======== RECORDS PROVIDED ========

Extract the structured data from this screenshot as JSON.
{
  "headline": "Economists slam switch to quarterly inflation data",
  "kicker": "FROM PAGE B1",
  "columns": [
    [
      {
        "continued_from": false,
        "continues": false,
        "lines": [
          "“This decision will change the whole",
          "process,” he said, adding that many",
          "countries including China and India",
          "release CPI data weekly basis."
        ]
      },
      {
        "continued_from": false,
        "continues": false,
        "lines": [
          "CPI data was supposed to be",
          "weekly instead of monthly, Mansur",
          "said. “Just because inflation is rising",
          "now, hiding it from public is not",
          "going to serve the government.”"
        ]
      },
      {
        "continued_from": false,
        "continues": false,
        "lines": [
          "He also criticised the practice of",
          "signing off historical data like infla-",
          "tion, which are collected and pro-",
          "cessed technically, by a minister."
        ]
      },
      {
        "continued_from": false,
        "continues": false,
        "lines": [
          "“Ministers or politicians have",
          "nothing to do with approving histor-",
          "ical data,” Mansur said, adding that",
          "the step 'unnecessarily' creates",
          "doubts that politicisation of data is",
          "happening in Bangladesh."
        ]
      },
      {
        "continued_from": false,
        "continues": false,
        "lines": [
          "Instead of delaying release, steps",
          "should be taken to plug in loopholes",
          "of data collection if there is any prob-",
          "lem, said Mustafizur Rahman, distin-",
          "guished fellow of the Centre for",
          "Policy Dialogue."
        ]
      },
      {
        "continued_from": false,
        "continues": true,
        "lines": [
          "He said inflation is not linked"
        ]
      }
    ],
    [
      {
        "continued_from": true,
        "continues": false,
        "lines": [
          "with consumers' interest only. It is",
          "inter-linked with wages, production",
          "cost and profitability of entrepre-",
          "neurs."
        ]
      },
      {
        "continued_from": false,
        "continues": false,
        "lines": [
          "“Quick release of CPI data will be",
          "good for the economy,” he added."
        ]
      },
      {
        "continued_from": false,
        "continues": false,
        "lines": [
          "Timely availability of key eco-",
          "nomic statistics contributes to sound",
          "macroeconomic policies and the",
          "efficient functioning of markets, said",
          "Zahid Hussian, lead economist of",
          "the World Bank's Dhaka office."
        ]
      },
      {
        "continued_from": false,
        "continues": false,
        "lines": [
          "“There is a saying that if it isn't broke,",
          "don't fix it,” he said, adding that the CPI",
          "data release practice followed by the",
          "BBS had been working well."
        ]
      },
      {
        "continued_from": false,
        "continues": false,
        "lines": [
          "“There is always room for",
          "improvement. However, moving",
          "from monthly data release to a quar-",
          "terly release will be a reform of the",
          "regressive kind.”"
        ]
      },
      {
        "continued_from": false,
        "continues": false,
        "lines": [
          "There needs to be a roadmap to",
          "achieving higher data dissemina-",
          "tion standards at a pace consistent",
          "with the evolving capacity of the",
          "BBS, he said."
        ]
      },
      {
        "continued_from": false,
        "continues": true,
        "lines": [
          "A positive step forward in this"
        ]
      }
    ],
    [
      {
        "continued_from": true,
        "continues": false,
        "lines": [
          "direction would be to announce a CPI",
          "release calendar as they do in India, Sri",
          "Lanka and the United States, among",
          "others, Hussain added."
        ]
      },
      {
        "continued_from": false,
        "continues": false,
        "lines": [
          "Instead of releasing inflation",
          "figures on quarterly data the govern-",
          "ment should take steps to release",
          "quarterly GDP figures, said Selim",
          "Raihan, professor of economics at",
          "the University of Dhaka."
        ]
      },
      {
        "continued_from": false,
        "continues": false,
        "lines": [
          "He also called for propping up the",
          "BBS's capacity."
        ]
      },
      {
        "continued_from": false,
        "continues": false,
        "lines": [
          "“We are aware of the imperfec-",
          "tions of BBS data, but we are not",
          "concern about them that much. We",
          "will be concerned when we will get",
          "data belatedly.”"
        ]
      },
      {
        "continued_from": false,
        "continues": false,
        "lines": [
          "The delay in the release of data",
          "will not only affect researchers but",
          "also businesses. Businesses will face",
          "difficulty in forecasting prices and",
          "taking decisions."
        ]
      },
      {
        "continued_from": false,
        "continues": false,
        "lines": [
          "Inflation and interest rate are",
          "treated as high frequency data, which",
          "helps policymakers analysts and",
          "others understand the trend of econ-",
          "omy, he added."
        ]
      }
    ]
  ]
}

========

Note how many lines in the material hold the word "only", and give that number with nothing added.

2